# Start of GIVEN DATA
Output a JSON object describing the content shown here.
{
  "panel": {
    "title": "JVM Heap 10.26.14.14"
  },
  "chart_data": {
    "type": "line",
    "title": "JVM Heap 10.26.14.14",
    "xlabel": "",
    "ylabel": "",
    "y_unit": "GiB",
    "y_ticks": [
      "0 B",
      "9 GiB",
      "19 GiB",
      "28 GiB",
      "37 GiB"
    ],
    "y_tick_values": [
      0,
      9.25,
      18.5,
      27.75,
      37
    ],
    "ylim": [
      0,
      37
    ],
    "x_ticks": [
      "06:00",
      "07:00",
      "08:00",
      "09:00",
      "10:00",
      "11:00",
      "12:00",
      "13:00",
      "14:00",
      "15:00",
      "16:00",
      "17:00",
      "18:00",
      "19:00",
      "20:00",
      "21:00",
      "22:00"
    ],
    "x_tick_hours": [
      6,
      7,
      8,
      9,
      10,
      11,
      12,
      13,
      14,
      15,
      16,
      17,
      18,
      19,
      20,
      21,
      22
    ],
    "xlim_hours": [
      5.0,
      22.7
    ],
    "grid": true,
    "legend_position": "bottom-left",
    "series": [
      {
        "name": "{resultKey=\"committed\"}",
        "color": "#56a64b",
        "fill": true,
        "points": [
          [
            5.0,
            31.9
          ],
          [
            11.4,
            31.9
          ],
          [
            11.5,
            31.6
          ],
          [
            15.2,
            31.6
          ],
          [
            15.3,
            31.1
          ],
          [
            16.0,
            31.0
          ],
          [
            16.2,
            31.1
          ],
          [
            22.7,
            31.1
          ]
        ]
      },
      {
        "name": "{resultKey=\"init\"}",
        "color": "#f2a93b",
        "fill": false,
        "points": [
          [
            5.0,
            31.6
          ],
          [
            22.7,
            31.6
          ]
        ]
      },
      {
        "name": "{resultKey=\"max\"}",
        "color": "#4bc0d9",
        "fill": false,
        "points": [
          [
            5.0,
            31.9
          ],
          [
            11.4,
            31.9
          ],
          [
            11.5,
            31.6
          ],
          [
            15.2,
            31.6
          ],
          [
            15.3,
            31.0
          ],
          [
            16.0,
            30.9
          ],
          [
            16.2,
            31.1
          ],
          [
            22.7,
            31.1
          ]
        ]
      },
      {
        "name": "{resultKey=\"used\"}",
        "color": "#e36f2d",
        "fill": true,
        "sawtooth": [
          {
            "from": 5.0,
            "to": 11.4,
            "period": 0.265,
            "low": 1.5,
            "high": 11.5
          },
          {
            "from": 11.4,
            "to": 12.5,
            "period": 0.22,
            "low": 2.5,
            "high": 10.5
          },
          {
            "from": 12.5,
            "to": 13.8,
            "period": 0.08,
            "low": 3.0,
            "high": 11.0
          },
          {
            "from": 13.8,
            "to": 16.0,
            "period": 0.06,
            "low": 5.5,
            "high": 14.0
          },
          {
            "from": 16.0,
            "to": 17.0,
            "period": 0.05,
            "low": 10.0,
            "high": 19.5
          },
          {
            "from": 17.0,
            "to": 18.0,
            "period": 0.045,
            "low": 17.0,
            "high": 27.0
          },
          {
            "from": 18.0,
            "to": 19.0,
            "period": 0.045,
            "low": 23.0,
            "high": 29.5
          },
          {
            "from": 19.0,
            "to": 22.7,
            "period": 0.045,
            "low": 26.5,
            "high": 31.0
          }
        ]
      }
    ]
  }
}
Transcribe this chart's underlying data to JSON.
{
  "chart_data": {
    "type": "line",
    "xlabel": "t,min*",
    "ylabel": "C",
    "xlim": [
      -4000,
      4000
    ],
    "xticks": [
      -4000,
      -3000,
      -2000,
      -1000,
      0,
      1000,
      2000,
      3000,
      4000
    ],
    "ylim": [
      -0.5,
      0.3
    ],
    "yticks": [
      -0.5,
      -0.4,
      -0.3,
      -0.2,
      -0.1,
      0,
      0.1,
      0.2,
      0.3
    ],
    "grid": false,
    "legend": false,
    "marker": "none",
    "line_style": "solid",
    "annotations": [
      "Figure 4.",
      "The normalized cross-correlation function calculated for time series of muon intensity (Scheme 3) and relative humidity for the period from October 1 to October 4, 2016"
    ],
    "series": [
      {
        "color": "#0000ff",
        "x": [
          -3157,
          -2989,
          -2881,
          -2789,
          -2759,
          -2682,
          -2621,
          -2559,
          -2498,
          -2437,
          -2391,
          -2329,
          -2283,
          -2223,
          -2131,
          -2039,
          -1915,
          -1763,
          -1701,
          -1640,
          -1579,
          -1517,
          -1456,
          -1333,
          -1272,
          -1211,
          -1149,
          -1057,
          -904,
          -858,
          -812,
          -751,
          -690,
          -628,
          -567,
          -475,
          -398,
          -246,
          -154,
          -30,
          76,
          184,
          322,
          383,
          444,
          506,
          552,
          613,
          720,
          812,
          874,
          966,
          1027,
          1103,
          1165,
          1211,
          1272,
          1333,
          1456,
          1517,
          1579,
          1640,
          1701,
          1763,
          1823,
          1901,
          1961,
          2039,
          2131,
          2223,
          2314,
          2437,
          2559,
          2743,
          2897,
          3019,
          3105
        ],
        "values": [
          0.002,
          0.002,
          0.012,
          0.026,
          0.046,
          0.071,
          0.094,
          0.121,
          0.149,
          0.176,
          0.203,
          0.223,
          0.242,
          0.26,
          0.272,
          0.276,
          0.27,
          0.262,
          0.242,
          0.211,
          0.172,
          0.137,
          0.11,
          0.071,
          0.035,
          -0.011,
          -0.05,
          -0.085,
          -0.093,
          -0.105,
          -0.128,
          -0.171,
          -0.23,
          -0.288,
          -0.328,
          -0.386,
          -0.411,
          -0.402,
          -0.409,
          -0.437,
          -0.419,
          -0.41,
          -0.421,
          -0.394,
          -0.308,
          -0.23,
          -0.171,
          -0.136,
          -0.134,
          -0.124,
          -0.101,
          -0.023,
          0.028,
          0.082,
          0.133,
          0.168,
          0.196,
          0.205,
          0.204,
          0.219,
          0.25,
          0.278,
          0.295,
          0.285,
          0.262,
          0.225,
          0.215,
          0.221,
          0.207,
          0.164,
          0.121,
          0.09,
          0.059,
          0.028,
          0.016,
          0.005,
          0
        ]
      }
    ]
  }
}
# End of GIVEN DATA
- [WORK TO COMPLETE] Write the material out exactly, with nothing left out.

- [CORRECT ANSWER]
Output a JSON object describing the content shown here.
{
  "panel": {
    "title": "JVM Heap 10.26.14.14"
  },
  "chart_data": {
    "type": "line",
    "title": "JVM Heap 10.26.14.14",
    "xlabel": "",
    "ylabel": "",
    "y_unit": "GiB",
    "y_ticks": [
      "0 B",
      "9 GiB",
      "19 GiB",
      "28 GiB",
      "37 GiB"
    ],
    "y_tick_values": [
      0,
      9.25,
      18.5,
      27.75,
      37
    ],
    "ylim": [
      0,
      37
    ],
    "x_ticks": [
      "06:00",
      "07:00",
      "08:00",
      "09:00",
      "10:00",
      "11:00",
      "12:00",
      "13:00",
      "14:00",
      "15:00",
      "16:00",
      "17:00",
      "18:00",
      "19:00",
      "20:00",
      "21:00",
      "22:00"
    ],
    "x_tick_hours": [
      6,
      7,
      8,
      9,
      10,
      11,
      12,
      13,
      14,
      15,
      16,
      17,
      18,
      19,
      20,
      21,
      22
    ],
    "xlim_hours": [
      5.0,
      22.7
    ],
    "grid": true,
    "legend_position": "bottom-left",
    "series": [
      {
        "name": "{resultKey=\"committed\"}",
        "color": "#56a64b",
        "fill": true,
        "points": [
          [
            5.0,
            31.9
          ],
          [
            11.4,
            31.9
          ],
          [
            11.5,
            31.6
          ],
          [
            15.2,
            31.6
          ],
          [
            15.3,
            31.1
          ],
          [
            16.0,
            31.0
          ],
          [
            16.2,
            31.1
          ],
          [
            22.7,
            31.1
          ]
        ]
      },
      {
        "name": "{resultKey=\"init\"}",
        "color": "#f2a93b",
        "fill": false,
        "points": [
          [
            5.0,
            31.6
          ],
          [
            22.7,
            31.6
          ]
        ]
      },
      {
        "name": "{resultKey=\"max\"}",
        "color": "#4bc0d9",
        "fill": false,
        "points": [
          [
            5.0,
            31.9
          ],
          [
            11.4,
            31.9
          ],
          [
            11.5,
            31.6
          ],
          [
            15.2,
            31.6
          ],
          [
            15.3,
            31.0
          ],
          [
            16.0,
            30.9
          ],
          [
            16.2,
            31.1
          ],
          [
            22.7,
            31.1
          ]
        ]
      },
      {
        "name": "{resultKey=\"used\"}",
        "color": "#e36f2d",
        "fill": true,
        "sawtooth": [
          {
            "from": 5.0,
            "to": 11.4,
            "period": 0.265,
            "low": 1.5,
            "high": 11.5
          },
          {
            "from": 11.4,
            "to": 12.5,
            "period": 0.22,
            "low": 2.5,
            "high": 10.5
          },
          {
            "from": 12.5,
            "to": 13.8,
            "period": 0.08,
            "low": 3.0,
            "high": 11.0
          },
          {
            "from": 13.8,
            "to": 16.0,
            "period": 0.06,
            "low": 5.5,
            "high": 14.0
          },
          {
            "from": 16.0,
            "to": 17.0,
            "period": 0.05,
            "low": 10.0,
            "high": 19.5
          },
          {
            "from": 17.0,
            "to": 18.0,
            "period": 0.045,
            "low": 17.0,
            "high": 27.0
          },
          {
            "from": 18.0,
            "to": 19.0,
            "period": 0.045,
            "low": 23.0,
            "high": 29.5
          },
          {
            "from": 19.0,
            "to": 22.7,
            "period": 0.045,
            "low": 26.5,
            "high": 31.0
          }
        ]
      }
    ]
  }
}
Transcribe this chart's underlying data to JSON.
{
  "chart_data": {
    "type": "line",
    "xlabel": "t,min*",
    "ylabel": "C",
    "xlim": [
      -4000,
      4000
    ],
    "xticks": [
      -4000,
      -3000,
      -2000,
      -1000,
      0,
      1000,
      2000,
      3000,
      4000
    ],
    "ylim": [
      -0.5,
      0.3
    ],
    "yticks": [
      -0.5,
      -0.4,
      -0.3,
      -0.2,
      -0.1,
      0,
      0.1,
      0.2,
      0.3
    ],
    "grid": false,
    "legend": false,
    "marker": "none",
    "line_style": "solid",
    "annotations": [
      "Figure 4.",
      "The normalized cross-correlation function calculated for time series of muon intensity (Scheme 3) and relative humidity for the period from October 1 to October 4, 2016"
    ],
    "series": [
      {
        "color": "#0000ff",
        "x": [
          -3157,
          -2989,
          -2881,
          -2789,
          -2759,
          -2682,
          -2621,
          -2559,
          -2498,
          -2437,
          -2391,
          -2329,
          -2283,
          -2223,
          -2131,
          -2039,
          -1915,
          -1763,
          -1701,
          -1640,
          -1579,
          -1517,
          -1456,
          -1333,
          -1272,
          -1211,
          -1149,
          -1057,
          -904,
          -858,
          -812,
          -751,
          -690,
          -628,
          -567,
          -475,
          -398,
          -246,
          -154,
          -30,
          76,
          184,
          322,
          383,
          444,
          506,
          552,
          613,
          720,
          812,
          874,
          966,
          1027,
          1103,
          1165,
          1211,
          1272,
          1333,
          1456,
          1517,
          1579,
          1640,
          1701,
          1763,
          1823,
          1901,
          1961,
          2039,
          2131,
          2223,
          2314,
          2437,
          2559,
          2743,
          2897,
          3019,
          3105
        ],
        "values": [
          0.002,
          0.002,
          0.012,
          0.026,
          0.046,
          0.071,
          0.094,
          0.121,
          0.149,
          0.176,
          0.203,
          0.223,
          0.242,
          0.26,
          0.272,
          0.276,
          0.27,
          0.262,
          0.242,
          0.211,
          0.172,
          0.137,
          0.11,
          0.071,
          0.035,
          -0.011,
          -0.05,
          -0.085,
          -0.093,
          -0.105,
          -0.128,
          -0.171,
          -0.23,
          -0.288,
          -0.328,
          -0.386,
          -0.411,
          -0.402,
          -0.409,
          -0.437,
          -0.419,
          -0.41,
          -0.421,
          -0.394,
          -0.308,
          -0.23,
          -0.171,
          -0.136,
          -0.134,
          -0.124,
          -0.101,
          -0.023,
          0.028,
          0.082,
          0.133,
          0.168,
          0.196,
          0.205,
          0.204,
          0.219,
          0.25,
          0.278,
          0.295,
          0.285,
          0.262,
          0.225,
          0.215,
          0.221,
          0.207,
          0.164,
          0.121,
          0.09,
          0.059,
          0.028,
          0.016,
          0.005,
          0
        ]
      }
    ]
  }
}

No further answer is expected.